»»

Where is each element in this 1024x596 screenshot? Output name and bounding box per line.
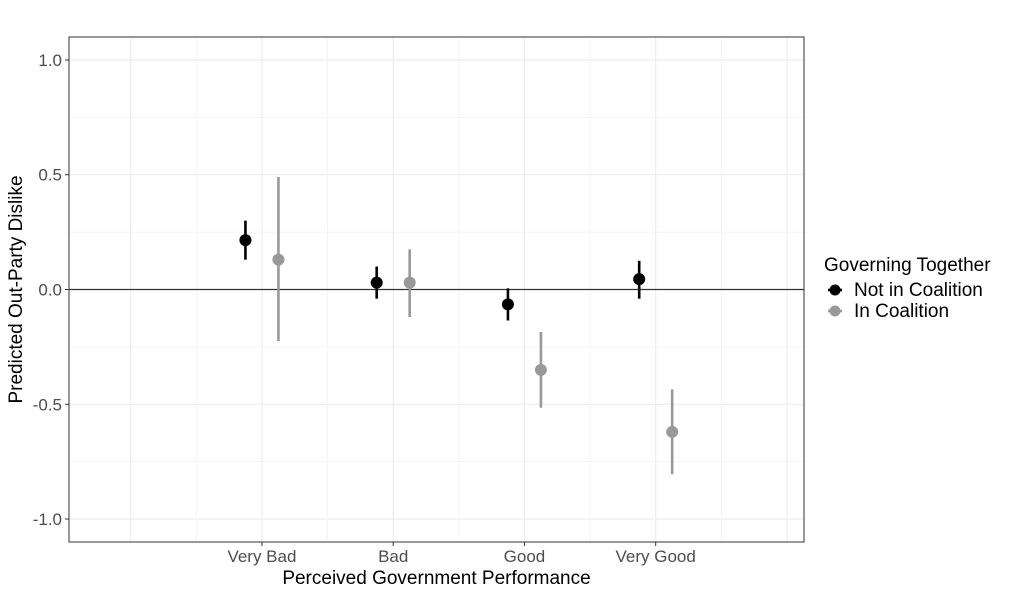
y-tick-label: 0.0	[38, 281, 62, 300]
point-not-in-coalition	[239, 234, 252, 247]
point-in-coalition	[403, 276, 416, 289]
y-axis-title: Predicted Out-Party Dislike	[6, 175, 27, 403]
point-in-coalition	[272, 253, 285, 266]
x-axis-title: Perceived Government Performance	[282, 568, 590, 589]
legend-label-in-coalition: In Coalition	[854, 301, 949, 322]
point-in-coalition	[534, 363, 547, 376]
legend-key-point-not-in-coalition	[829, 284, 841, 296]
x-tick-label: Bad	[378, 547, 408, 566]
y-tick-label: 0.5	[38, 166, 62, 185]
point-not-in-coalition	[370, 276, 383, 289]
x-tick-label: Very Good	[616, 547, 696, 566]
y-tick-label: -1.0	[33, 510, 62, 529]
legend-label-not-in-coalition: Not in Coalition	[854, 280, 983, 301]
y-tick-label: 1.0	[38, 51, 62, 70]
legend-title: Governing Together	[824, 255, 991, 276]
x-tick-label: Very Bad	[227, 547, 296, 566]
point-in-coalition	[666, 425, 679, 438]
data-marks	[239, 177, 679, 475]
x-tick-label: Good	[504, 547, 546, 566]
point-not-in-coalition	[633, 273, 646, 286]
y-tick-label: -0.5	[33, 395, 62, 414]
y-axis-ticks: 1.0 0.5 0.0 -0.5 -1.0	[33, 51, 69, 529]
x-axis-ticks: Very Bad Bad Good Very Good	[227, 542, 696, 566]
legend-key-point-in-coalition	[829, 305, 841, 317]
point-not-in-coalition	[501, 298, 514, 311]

««
»»

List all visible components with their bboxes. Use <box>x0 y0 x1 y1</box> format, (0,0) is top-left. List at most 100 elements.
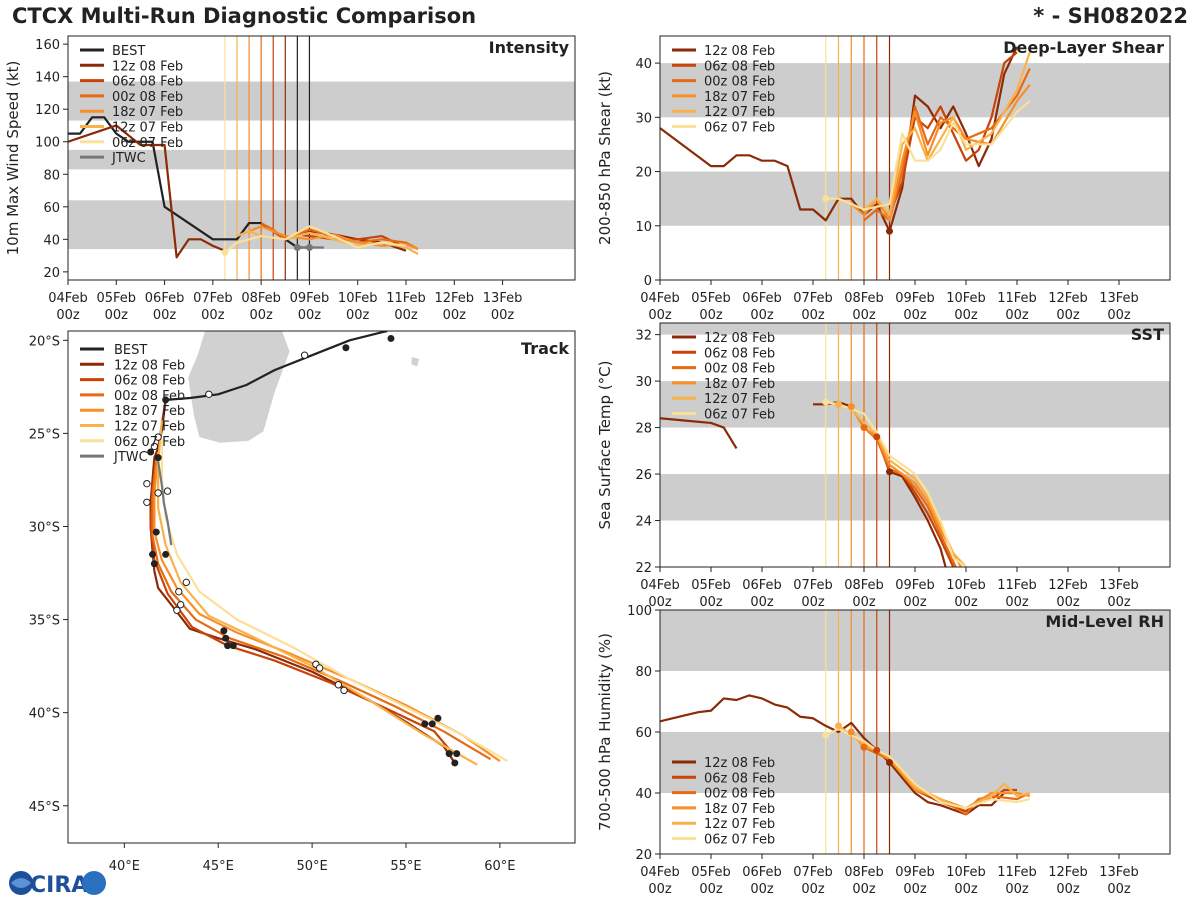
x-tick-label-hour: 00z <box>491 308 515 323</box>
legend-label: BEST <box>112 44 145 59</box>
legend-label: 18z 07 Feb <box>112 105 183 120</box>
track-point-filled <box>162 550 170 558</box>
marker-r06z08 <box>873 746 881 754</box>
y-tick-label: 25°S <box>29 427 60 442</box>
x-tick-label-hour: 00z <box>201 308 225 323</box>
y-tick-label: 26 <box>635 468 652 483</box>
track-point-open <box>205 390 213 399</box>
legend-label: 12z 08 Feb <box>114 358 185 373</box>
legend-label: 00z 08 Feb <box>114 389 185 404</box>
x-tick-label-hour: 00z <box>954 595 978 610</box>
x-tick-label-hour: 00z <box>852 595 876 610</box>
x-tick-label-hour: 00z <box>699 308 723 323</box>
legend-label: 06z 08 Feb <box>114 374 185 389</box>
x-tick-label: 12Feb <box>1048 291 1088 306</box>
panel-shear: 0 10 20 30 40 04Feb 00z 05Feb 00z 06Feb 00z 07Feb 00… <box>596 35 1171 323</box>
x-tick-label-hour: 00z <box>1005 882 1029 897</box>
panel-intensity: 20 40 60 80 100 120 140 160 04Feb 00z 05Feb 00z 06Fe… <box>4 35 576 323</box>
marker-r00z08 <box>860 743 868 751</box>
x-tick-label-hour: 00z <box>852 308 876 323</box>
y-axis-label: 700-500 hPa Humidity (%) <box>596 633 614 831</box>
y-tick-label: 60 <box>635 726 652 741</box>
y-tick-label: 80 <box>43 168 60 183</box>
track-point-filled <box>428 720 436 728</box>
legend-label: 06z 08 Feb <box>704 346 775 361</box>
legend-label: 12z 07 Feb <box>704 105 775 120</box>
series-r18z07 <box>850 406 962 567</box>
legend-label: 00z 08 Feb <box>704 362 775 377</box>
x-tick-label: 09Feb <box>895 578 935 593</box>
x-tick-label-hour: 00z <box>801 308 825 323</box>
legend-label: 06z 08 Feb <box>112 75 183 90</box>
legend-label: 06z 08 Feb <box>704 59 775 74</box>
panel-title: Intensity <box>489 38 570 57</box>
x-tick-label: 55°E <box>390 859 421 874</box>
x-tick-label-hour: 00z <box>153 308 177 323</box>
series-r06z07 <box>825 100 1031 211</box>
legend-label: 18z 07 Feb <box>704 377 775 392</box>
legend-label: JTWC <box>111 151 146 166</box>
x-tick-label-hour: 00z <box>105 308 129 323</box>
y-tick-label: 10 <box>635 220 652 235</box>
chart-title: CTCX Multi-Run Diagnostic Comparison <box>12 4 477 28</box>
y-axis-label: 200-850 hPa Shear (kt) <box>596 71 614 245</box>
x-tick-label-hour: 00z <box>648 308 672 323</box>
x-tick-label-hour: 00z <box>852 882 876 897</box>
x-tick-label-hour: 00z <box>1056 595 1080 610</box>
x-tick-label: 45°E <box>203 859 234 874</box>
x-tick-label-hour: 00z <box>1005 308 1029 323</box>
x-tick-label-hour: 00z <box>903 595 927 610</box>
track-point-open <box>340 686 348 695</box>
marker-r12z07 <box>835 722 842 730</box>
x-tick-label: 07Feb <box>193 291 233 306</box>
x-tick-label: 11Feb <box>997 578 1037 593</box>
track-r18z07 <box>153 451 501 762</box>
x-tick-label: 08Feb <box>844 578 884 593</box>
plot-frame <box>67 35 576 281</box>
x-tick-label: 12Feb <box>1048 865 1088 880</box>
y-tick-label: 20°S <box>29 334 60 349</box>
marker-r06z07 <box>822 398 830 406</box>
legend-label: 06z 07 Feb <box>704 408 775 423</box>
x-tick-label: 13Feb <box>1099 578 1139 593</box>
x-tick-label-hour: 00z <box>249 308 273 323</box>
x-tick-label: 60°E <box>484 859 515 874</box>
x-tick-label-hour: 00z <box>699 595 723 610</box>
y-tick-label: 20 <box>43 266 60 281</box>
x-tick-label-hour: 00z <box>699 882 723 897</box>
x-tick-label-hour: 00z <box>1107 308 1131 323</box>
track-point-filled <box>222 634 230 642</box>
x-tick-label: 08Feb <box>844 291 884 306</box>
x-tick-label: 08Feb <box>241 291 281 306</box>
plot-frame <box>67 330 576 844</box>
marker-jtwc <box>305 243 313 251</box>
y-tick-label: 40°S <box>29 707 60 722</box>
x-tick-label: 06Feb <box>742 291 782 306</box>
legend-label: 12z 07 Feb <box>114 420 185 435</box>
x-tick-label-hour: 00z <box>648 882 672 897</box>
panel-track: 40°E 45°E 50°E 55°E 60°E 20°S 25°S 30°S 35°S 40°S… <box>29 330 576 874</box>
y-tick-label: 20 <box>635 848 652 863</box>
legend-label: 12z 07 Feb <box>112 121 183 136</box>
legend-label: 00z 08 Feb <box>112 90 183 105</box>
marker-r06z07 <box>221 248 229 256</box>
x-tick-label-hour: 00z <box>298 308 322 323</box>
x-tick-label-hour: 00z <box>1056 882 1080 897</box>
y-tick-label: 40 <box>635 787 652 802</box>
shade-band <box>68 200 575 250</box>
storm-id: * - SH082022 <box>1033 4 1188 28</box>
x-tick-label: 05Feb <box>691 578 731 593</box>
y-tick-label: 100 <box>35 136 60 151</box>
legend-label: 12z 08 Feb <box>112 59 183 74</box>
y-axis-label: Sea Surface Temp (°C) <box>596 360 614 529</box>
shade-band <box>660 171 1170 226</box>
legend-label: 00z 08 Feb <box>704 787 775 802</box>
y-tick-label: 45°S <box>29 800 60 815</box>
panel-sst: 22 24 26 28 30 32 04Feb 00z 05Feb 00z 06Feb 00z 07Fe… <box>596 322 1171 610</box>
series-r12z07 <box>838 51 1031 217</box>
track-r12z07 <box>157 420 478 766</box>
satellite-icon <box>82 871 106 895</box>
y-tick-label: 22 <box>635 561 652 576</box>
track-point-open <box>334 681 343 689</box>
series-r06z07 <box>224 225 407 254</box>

««
»»

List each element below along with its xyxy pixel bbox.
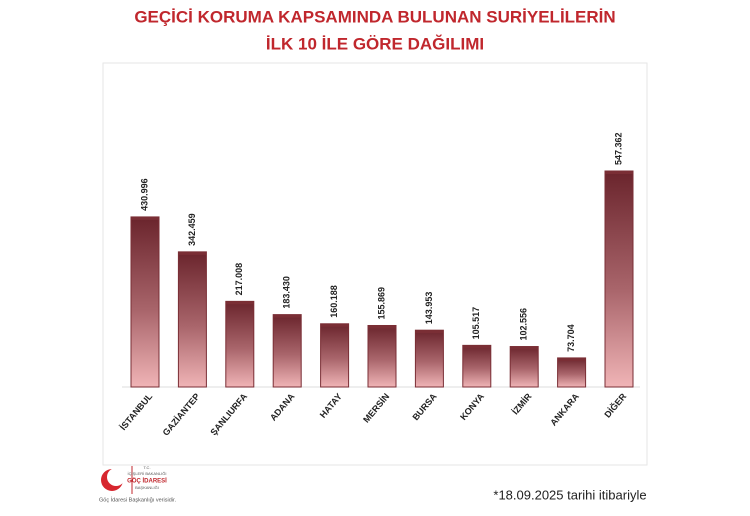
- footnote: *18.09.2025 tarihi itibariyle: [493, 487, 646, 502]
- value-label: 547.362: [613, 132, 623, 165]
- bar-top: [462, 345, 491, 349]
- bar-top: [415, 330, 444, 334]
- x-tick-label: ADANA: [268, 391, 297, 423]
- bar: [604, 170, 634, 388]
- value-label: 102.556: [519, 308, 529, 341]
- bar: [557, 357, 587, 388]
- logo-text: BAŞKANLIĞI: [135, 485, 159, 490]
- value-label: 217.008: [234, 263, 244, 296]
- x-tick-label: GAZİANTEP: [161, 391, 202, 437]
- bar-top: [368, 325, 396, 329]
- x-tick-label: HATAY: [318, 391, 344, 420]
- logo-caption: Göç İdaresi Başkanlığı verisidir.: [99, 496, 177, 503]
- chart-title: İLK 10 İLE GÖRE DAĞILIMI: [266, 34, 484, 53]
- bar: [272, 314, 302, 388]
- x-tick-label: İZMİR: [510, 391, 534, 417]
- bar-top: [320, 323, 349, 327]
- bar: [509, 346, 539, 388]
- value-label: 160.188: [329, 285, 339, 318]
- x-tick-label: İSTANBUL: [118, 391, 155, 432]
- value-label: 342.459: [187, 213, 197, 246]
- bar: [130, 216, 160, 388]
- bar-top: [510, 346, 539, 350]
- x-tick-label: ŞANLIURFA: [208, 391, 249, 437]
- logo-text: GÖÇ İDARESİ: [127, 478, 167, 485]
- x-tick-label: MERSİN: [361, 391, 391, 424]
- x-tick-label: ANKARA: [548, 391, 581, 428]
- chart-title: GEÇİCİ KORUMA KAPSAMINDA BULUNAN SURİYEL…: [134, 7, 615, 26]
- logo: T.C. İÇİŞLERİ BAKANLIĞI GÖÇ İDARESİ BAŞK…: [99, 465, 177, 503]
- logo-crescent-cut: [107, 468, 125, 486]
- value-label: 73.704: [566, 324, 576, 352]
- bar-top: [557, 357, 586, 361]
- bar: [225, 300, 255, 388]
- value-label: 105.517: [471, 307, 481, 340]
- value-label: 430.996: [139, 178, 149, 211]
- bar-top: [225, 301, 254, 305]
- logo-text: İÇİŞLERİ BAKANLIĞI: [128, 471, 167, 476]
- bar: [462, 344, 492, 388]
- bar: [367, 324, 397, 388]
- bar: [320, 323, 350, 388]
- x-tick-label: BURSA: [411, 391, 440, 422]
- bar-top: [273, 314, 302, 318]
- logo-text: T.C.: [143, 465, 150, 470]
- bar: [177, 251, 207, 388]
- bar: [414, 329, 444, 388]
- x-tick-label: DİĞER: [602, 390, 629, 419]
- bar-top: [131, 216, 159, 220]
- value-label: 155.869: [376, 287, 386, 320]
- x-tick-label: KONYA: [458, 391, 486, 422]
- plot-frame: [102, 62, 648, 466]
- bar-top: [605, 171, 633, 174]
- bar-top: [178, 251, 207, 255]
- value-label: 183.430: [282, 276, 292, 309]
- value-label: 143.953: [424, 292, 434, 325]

««

### STATED TASK
Quote the material word for word, from the line with "x-tick-label-hour: 00z <box>491" to the line with "track-point-open <box>205 390 213 399</box>", including both of those lines.

### TASK SOLUTION
x-tick-label-hour: 00z <box>491 308 515 323</box>
legend-label: BEST <box>112 44 145 59</box>
legend-label: 18z 07 Feb <box>112 105 183 120</box>
track-point-filled <box>162 550 170 558</box>
marker-r06z08 <box>873 746 881 754</box>
y-tick-label: 25°S <box>29 427 60 442</box>
x-tick-label-hour: 00z <box>201 308 225 323</box>
y-tick-label: 26 <box>635 468 652 483</box>
track-point-open <box>205 390 213 399</box>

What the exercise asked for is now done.